#### INFORMATION SUPPLIED
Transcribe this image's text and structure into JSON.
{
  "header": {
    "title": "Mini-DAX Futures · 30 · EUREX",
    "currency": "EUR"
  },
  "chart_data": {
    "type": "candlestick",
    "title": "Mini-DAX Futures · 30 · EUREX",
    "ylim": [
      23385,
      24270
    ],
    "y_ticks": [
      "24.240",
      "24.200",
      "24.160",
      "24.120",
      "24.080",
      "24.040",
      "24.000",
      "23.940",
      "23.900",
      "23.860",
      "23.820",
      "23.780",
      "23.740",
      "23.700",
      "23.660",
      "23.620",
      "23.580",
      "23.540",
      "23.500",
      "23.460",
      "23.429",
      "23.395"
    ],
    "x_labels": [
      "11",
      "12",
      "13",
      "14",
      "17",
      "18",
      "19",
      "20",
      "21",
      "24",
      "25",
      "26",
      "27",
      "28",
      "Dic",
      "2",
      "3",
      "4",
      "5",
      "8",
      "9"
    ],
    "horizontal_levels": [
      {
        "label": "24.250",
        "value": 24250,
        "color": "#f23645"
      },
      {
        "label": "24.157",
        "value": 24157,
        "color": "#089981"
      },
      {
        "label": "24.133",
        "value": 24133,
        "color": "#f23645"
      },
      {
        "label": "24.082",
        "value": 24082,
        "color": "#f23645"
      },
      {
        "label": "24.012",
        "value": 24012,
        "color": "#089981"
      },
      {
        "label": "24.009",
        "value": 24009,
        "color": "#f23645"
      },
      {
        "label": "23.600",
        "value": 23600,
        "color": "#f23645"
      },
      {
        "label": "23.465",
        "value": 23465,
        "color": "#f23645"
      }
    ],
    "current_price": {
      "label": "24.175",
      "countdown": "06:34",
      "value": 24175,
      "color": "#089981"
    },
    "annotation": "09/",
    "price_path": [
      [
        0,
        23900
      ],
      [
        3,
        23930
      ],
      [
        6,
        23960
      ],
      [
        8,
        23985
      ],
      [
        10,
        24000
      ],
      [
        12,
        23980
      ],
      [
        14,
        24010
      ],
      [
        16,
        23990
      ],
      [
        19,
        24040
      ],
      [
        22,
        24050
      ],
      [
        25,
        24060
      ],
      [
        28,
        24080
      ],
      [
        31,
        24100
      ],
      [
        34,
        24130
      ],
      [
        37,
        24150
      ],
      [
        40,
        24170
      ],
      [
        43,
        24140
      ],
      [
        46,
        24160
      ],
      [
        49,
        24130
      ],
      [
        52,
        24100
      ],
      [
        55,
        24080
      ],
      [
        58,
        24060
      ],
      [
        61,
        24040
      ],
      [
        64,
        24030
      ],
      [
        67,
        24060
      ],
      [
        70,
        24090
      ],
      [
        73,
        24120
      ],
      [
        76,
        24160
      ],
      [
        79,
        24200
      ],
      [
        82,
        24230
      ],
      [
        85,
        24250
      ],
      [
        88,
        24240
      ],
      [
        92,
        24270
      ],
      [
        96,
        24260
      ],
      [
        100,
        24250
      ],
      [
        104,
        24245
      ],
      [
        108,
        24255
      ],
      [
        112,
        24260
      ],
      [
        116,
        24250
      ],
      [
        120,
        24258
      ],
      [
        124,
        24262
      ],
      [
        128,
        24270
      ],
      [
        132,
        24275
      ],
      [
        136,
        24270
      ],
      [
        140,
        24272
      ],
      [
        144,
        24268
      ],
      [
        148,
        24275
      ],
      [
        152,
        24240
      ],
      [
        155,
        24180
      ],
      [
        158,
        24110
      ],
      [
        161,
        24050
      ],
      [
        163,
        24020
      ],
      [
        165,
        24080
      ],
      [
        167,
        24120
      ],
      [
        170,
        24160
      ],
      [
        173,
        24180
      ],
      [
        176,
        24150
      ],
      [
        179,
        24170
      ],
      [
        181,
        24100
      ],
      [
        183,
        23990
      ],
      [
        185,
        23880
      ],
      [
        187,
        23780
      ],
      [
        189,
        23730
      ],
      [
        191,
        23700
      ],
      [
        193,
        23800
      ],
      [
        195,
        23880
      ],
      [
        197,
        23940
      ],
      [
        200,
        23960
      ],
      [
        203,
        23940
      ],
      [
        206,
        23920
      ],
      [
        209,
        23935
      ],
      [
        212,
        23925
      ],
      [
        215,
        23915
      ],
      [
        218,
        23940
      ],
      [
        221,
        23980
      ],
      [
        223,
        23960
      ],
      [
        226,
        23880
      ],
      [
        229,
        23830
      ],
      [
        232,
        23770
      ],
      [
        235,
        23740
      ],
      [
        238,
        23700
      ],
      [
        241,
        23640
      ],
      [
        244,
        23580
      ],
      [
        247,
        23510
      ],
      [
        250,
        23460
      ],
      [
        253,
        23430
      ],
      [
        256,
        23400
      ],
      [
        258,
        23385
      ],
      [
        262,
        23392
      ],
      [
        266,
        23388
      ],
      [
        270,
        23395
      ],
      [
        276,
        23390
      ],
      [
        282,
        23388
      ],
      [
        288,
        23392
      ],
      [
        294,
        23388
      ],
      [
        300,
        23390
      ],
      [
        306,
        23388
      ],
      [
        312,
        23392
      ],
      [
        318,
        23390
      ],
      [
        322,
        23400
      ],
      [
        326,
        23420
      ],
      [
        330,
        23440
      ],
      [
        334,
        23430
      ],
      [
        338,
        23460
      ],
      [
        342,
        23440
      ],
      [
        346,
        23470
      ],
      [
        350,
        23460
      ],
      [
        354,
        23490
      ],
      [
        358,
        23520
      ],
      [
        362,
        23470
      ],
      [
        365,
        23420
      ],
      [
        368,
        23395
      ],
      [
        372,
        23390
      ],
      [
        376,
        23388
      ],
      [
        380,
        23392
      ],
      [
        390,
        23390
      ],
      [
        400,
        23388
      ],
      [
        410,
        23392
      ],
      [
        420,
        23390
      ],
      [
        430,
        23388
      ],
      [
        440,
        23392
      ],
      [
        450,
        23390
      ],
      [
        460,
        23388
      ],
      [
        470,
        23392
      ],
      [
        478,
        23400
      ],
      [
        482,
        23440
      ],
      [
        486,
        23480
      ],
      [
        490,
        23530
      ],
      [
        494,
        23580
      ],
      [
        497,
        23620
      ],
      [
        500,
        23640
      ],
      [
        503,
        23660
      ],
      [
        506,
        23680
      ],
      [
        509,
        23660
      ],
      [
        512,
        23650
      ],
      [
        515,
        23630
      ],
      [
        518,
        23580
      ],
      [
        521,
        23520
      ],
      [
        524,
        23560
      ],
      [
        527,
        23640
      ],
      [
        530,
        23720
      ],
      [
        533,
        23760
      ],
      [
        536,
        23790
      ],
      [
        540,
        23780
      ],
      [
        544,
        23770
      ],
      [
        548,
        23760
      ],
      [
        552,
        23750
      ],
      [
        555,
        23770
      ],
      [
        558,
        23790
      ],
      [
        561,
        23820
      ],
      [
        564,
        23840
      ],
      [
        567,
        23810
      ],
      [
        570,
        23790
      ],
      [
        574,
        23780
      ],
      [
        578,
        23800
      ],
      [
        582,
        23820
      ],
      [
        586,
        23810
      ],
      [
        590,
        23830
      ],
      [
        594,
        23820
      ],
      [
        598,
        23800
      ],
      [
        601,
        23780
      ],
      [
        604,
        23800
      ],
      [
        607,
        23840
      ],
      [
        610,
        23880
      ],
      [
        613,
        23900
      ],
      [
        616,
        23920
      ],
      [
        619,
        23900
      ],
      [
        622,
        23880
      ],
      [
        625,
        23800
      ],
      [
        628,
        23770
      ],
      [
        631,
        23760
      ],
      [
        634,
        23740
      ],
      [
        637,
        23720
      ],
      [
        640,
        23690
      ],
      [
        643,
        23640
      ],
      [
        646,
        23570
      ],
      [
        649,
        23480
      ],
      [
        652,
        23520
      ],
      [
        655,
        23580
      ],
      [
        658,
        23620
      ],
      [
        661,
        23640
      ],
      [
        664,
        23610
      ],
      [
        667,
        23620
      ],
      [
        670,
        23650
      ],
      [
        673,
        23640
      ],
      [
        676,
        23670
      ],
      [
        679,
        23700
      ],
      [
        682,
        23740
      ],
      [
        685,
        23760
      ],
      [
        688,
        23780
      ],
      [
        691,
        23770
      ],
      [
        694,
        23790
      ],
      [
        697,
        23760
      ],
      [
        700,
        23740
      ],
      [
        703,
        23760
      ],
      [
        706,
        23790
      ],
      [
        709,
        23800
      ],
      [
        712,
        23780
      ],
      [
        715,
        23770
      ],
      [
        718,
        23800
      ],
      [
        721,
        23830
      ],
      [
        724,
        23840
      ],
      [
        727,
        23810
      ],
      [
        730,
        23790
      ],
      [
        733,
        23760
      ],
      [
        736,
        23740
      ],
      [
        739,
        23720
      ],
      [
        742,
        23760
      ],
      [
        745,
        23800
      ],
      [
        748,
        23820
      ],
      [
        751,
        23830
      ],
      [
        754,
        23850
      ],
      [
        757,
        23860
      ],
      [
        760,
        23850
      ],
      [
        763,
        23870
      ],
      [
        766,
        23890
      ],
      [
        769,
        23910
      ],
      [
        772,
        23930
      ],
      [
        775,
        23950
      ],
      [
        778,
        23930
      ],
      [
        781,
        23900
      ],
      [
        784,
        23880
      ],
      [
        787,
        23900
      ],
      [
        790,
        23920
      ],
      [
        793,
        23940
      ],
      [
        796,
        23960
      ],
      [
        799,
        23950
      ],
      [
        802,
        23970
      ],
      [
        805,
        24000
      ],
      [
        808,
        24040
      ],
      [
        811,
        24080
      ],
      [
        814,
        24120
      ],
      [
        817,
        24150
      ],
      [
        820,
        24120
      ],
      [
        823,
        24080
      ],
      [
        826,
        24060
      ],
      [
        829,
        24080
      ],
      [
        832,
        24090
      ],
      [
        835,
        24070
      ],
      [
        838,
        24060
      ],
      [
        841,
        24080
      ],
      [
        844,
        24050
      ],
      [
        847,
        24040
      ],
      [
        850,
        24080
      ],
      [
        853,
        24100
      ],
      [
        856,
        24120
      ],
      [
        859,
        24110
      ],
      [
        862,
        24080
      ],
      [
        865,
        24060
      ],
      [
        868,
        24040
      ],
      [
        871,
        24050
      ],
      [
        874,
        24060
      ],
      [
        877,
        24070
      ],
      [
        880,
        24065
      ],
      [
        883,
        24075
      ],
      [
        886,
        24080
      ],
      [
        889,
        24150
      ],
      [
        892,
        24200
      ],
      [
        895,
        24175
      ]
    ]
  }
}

#### EXERCISE DETAILS
Copy out each line of the records that holds the string "value".

#### CORRECT ANSWER
        "value": 24250,
        "value": 24157,
        "value": 24133,
        "value": 24082,
        "value": 24012,
        "value": 24009,
        "value": 23600,
        "value": 23465,
      "value": 24175,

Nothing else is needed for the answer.